▸ INSTRUCTIONS TO FOLLOW
Every entry must be echoed exactly.

▸ STORED RECORDS

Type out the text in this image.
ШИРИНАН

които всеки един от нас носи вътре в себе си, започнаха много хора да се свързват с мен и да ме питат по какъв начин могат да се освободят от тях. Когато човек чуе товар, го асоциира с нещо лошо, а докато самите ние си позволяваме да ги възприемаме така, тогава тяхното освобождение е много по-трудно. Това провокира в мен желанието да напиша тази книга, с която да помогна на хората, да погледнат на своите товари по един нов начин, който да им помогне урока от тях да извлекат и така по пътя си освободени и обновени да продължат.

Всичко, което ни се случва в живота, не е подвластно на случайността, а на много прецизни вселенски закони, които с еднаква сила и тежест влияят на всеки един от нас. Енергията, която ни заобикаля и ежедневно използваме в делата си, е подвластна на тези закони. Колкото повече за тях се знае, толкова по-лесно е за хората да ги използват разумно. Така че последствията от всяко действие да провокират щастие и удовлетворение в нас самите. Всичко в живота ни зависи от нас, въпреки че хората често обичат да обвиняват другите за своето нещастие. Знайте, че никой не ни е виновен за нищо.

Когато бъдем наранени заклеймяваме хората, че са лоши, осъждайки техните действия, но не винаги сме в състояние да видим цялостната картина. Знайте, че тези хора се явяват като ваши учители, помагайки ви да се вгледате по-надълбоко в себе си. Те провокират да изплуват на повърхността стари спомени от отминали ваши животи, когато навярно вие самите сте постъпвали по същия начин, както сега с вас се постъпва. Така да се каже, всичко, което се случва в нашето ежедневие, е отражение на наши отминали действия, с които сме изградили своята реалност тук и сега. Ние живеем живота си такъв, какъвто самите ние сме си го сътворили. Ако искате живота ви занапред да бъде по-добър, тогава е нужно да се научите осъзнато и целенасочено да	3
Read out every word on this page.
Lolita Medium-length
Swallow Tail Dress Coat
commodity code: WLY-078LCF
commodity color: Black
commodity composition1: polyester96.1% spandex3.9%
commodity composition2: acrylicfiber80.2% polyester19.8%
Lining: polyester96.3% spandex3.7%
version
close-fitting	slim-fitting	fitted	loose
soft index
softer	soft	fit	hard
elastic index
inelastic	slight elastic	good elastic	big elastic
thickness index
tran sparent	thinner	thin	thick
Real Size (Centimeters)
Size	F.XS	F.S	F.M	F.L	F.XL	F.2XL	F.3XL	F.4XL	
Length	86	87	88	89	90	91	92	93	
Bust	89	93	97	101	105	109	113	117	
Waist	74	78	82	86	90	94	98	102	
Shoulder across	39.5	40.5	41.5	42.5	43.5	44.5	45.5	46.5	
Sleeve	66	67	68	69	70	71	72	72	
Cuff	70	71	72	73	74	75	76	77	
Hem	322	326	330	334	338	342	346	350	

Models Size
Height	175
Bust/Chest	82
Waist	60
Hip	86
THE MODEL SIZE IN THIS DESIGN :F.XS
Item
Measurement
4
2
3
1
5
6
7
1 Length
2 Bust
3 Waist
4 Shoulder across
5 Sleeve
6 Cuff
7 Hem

▸ FINAL RESULT
Type out the text in this image.
ШИРИНАН

които всеки един от нас носи вътре в себе си, започнаха много хора да се свързват с мен и да ме питат по какъв начин могат да се освободят от тях. Когато човек чуе товар, го асоциира с нещо лошо, а докато самите ние си позволяваме да ги възприемаме така, тогава тяхното освобождение е много по-трудно. Това провокира в мен желанието да напиша тази книга, с която да помогна на хората, да погледнат на своите товари по един нов начин, който да им помогне урока от тях да извлекат и така по пътя си освободени и обновени да продължат.

Всичко, което ни се случва в живота, не е подвластно на случайността, а на много прецизни вселенски закони, които с еднаква сила и тежест влияят на всеки един от нас. Енергията, която ни заобикаля и ежедневно използваме в делата си, е подвластна на тези закони. Колкото повече за тях се знае, толкова по-лесно е за хората да ги използват разумно. Така че последствията от всяко действие да провокират щастие и удовлетворение в нас самите. Всичко в живота ни зависи от нас, въпреки че хората често обичат да обвиняват другите за своето нещастие. Знайте, че никой не ни е виновен за нищо.

Когато бъдем наранени заклеймяваме хората, че са лоши, осъждайки техните действия, но не винаги сме в състояние да видим цялостната картина. Знайте, че тези хора се явяват като ваши учители, помагайки ви да се вгледате по-надълбоко в себе си. Те провокират да изплуват на повърхността стари спомени от отминали ваши животи, когато навярно вие самите сте постъпвали по същия начин, както сега с вас се постъпва. Така да се каже, всичко, което се случва в нашето ежедневие, е отражение на наши отминали действия, с които сме изградили своята реалност тук и сега. Ние живеем живота си такъв, какъвто самите ние сме си го сътворили. Ако искате живота ви занапред да бъде по-добър, тогава е нужно да се научите осъзнато и целенасочено да	3
Read out every word on this page.
Lolita Medium-length
Swallow Tail Dress Coat
commodity code: WLY-078LCF
commodity color: Black
commodity composition1: polyester96.1% spandex3.9%
commodity composition2: acrylicfiber80.2% polyester19.8%
Lining: polyester96.3% spandex3.7%
version
close-fitting	slim-fitting	fitted	loose
soft index
softer	soft	fit	hard
elastic index
inelastic	slight elastic	good elastic	big elastic
thickness index
tran sparent	thinner	thin	thick
Real Size (Centimeters)
Size	F.XS	F.S	F.M	F.L	F.XL	F.2XL	F.3XL	F.4XL	
Length	86	87	88	89	90	91	92	93	
Bust	89	93	97	101	105	109	113	117	
Waist	74	78	82	86	90	94	98	102	
Shoulder across	39.5	40.5	41.5	42.5	43.5	44.5	45.5	46.5	
Sleeve	66	67	68	69	70	71	72	72	
Cuff	70	71	72	73	74	75	76	77	
Hem	322	326	330	334	338	342	346	350	

Models Size
Height	175
Bust/Chest	82
Waist	60
Hip	86
THE MODEL SIZE IN THIS DESIGN :F.XS
Item
Measurement
4
2
3
1
5
6
7
1 Length
2 Bust
3 Waist
4 Shoulder across
5 Sleeve
6 Cuff
7 Hem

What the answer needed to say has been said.